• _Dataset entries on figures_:
━━━━━━━━

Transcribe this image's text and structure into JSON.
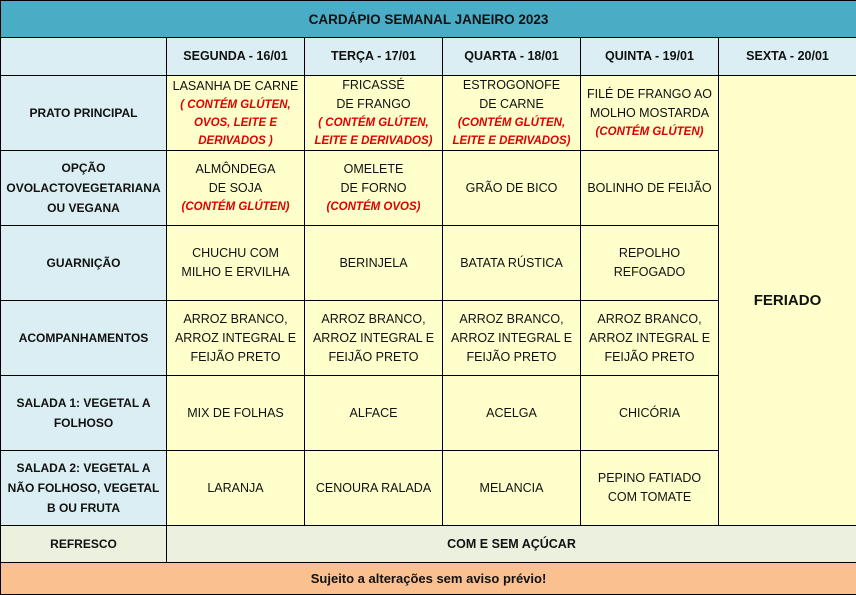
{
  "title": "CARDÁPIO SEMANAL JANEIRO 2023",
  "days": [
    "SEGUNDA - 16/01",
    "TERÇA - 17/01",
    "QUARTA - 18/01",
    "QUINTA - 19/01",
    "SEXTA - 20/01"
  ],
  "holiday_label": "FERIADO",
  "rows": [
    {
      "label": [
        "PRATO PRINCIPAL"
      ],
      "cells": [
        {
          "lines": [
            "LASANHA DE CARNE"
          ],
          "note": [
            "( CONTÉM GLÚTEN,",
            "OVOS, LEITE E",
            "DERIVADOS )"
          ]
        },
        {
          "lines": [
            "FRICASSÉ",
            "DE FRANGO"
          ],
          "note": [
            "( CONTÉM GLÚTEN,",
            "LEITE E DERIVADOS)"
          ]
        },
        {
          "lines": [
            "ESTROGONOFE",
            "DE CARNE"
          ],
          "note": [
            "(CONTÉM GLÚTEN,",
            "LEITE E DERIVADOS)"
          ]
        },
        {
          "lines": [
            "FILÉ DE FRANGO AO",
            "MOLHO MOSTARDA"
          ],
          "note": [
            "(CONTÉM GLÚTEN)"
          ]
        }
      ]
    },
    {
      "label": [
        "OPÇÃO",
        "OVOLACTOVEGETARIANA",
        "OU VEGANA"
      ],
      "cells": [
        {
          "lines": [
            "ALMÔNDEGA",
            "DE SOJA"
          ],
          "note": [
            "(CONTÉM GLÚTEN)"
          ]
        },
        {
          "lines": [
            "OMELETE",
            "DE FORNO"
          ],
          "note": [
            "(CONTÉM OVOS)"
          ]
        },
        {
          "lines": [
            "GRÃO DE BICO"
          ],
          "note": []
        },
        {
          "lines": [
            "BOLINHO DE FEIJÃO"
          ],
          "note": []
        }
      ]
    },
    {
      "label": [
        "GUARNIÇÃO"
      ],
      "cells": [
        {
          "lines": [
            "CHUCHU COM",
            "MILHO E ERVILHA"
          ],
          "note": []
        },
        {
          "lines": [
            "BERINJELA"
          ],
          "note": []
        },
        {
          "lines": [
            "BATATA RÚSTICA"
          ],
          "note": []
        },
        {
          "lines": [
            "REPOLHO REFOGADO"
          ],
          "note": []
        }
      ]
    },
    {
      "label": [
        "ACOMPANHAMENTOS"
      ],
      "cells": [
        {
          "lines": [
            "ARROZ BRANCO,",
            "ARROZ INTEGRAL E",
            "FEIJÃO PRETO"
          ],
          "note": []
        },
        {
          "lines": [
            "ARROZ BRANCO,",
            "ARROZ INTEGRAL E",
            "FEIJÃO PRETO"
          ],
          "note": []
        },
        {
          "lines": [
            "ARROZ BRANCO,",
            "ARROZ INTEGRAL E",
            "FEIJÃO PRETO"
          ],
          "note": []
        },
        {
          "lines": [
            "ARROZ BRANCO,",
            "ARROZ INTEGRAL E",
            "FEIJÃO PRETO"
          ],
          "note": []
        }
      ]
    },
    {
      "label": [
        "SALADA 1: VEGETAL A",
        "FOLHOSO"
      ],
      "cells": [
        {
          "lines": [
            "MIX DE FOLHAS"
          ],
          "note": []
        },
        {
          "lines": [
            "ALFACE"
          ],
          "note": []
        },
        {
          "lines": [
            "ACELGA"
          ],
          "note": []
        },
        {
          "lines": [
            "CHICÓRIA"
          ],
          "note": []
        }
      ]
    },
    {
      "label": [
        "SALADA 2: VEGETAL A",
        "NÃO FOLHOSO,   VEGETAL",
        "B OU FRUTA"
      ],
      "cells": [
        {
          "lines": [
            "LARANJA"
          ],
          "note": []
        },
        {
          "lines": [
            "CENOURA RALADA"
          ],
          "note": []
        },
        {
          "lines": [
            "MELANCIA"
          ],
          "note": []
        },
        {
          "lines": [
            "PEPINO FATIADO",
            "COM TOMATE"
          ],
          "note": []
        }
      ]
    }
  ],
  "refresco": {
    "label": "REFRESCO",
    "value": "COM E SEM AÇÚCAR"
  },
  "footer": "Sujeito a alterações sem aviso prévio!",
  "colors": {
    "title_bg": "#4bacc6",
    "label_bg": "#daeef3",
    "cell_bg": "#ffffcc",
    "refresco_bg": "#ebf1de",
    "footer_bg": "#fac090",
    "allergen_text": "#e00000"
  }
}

━━━━━━━━

• _Exercise aim_:
Transcribe all entries above exactly. Drop the pictures.

• _Result of this exercise_:
Transcribe this image's text and structure into JSON.
{
  "title": "CARDÁPIO SEMANAL JANEIRO 2023",
  "days": [
    "SEGUNDA - 16/01",
    "TERÇA - 17/01",
    "QUARTA - 18/01",
    "QUINTA - 19/01",
    "SEXTA - 20/01"
  ],
  "holiday_label": "FERIADO",
  "rows": [
    {
      "label": [
        "PRATO PRINCIPAL"
      ],
      "cells": [
        {
          "lines": [
            "LASANHA DE CARNE"
          ],
          "note": [
            "( CONTÉM GLÚTEN,",
            "OVOS, LEITE E",
            "DERIVADOS )"
          ]
        },
        {
          "lines": [
            "FRICASSÉ",
            "DE FRANGO"
          ],
          "note": [
            "( CONTÉM GLÚTEN,",
            "LEITE E DERIVADOS)"
          ]
        },
        {
          "lines": [
            "ESTROGONOFE",
            "DE CARNE"
          ],
          "note": [
            "(CONTÉM GLÚTEN,",
            "LEITE E DERIVADOS)"
          ]
        },
        {
          "lines": [
            "FILÉ DE FRANGO AO",
            "MOLHO MOSTARDA"
          ],
          "note": [
            "(CONTÉM GLÚTEN)"
          ]
        }
      ]
    },
    {
      "label": [
        "OPÇÃO",
        "OVOLACTOVEGETARIANA",
        "OU VEGANA"
      ],
      "cells": [
        {
          "lines": [
            "ALMÔNDEGA",
            "DE SOJA"
          ],
          "note": [
            "(CONTÉM GLÚTEN)"
          ]
        },
        {
          "lines": [
            "OMELETE",
            "DE FORNO"
          ],
          "note": [
            "(CONTÉM OVOS)"
          ]
        },
        {
          "lines": [
            "GRÃO DE BICO"
          ],
          "note": []
        },
        {
          "lines": [
            "BOLINHO DE FEIJÃO"
          ],
          "note": []
        }
      ]
    },
    {
      "label": [
        "GUARNIÇÃO"
      ],
      "cells": [
        {
          "lines": [
            "CHUCHU COM",
            "MILHO E ERVILHA"
          ],
          "note": []
        },
        {
          "lines": [
            "BERINJELA"
          ],
          "note": []
        },
        {
          "lines": [
            "BATATA RÚSTICA"
          ],
          "note": []
        },
        {
          "lines": [
            "REPOLHO REFOGADO"
          ],
          "note": []
        }
      ]
    },
    {
      "label": [
        "ACOMPANHAMENTOS"
      ],
      "cells": [
        {
          "lines": [
            "ARROZ BRANCO,",
            "ARROZ INTEGRAL E",
            "FEIJÃO PRETO"
          ],
          "note": []
        },
        {
          "lines": [
            "ARROZ BRANCO,",
            "ARROZ INTEGRAL E",
            "FEIJÃO PRETO"
          ],
          "note": []
        },
        {
          "lines": [
            "ARROZ BRANCO,",
            "ARROZ INTEGRAL E",
            "FEIJÃO PRETO"
          ],
          "note": []
        },
        {
          "lines": [
            "ARROZ BRANCO,",
            "ARROZ INTEGRAL E",
            "FEIJÃO PRETO"
          ],
          "note": []
        }
      ]
    },
    {
      "label": [
        "SALADA 1: VEGETAL A",
        "FOLHOSO"
      ],
      "cells": [
        {
          "lines": [
            "MIX DE FOLHAS"
          ],
          "note": []
        },
        {
          "lines": [
            "ALFACE"
          ],
          "note": []
        },
        {
          "lines": [
            "ACELGA"
          ],
          "note": []
        },
        {
          "lines": [
            "CHICÓRIA"
          ],
          "note": []
        }
      ]
    },
    {
      "label": [
        "SALADA 2: VEGETAL A",
        "NÃO FOLHOSO,   VEGETAL",
        "B OU FRUTA"
      ],
      "cells": [
        {
          "lines": [
            "LARANJA"
          ],
          "note": []
        },
        {
          "lines": [
            "CENOURA RALADA"
          ],
          "note": []
        },
        {
          "lines": [
            "MELANCIA"
          ],
          "note": []
        },
        {
          "lines": [
            "PEPINO FATIADO",
            "COM TOMATE"
          ],
          "note": []
        }
      ]
    }
  ],
  "refresco": {
    "label": "REFRESCO",
    "value": "COM E SEM AÇÚCAR"
  },
  "footer": "Sujeito a alterações sem aviso prévio!",
  "colors": {
    "title_bg": "#4bacc6",
    "label_bg": "#daeef3",
    "cell_bg": "#ffffcc",
    "refresco_bg": "#ebf1de",
    "footer_bg": "#fac090",
    "allergen_text": "#e00000"
  }
}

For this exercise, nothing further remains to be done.